Input:
▽

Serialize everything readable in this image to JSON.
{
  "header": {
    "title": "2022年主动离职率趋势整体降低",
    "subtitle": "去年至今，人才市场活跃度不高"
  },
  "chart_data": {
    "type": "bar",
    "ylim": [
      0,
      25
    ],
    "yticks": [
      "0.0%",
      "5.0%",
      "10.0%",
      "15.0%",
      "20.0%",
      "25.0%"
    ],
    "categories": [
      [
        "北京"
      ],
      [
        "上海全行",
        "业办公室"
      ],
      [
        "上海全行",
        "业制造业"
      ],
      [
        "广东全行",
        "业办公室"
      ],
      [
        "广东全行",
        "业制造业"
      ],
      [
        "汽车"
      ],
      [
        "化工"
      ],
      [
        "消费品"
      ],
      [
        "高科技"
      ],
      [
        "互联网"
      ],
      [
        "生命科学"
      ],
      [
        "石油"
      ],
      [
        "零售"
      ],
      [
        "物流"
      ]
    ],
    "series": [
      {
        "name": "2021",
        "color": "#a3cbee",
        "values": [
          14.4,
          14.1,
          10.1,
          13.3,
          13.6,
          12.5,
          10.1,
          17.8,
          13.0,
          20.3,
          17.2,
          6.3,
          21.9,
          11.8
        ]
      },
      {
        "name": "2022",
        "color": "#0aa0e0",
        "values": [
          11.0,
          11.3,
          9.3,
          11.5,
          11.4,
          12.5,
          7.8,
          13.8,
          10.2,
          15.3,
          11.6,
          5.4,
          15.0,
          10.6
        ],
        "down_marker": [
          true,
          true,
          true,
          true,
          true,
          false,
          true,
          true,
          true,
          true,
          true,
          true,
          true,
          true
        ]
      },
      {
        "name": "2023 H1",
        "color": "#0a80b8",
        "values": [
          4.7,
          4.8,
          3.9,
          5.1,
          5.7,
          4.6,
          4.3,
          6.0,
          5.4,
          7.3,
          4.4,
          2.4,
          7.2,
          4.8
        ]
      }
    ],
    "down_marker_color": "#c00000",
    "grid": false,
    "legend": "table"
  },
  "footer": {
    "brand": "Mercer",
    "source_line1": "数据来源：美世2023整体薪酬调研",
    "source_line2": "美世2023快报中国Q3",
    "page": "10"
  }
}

△

Your goal: Return the listing above in its exact form.

Correct answer:
Serialize everything readable in this image to JSON.
{
  "header": {
    "title": "2022年主动离职率趋势整体降低",
    "subtitle": "去年至今，人才市场活跃度不高"
  },
  "chart_data": {
    "type": "bar",
    "ylim": [
      0,
      25
    ],
    "yticks": [
      "0.0%",
      "5.0%",
      "10.0%",
      "15.0%",
      "20.0%",
      "25.0%"
    ],
    "categories": [
      [
        "北京"
      ],
      [
        "上海全行",
        "业办公室"
      ],
      [
        "上海全行",
        "业制造业"
      ],
      [
        "广东全行",
        "业办公室"
      ],
      [
        "广东全行",
        "业制造业"
      ],
      [
        "汽车"
      ],
      [
        "化工"
      ],
      [
        "消费品"
      ],
      [
        "高科技"
      ],
      [
        "互联网"
      ],
      [
        "生命科学"
      ],
      [
        "石油"
      ],
      [
        "零售"
      ],
      [
        "物流"
      ]
    ],
    "series": [
      {
        "name": "2021",
        "color": "#a3cbee",
        "values": [
          14.4,
          14.1,
          10.1,
          13.3,
          13.6,
          12.5,
          10.1,
          17.8,
          13.0,
          20.3,
          17.2,
          6.3,
          21.9,
          11.8
        ]
      },
      {
        "name": "2022",
        "color": "#0aa0e0",
        "values": [
          11.0,
          11.3,
          9.3,
          11.5,
          11.4,
          12.5,
          7.8,
          13.8,
          10.2,
          15.3,
          11.6,
          5.4,
          15.0,
          10.6
        ],
        "down_marker": [
          true,
          true,
          true,
          true,
          true,
          false,
          true,
          true,
          true,
          true,
          true,
          true,
          true,
          true
        ]
      },
      {
        "name": "2023 H1",
        "color": "#0a80b8",
        "values": [
          4.7,
          4.8,
          3.9,
          5.1,
          5.7,
          4.6,
          4.3,
          6.0,
          5.4,
          7.3,
          4.4,
          2.4,
          7.2,
          4.8
        ]
      }
    ],
    "down_marker_color": "#c00000",
    "grid": false,
    "legend": "table"
  },
  "footer": {
    "brand": "Mercer",
    "source_line1": "数据来源：美世2023整体薪酬调研",
    "source_line2": "美世2023快报中国Q3",
    "page": "10"
  }
}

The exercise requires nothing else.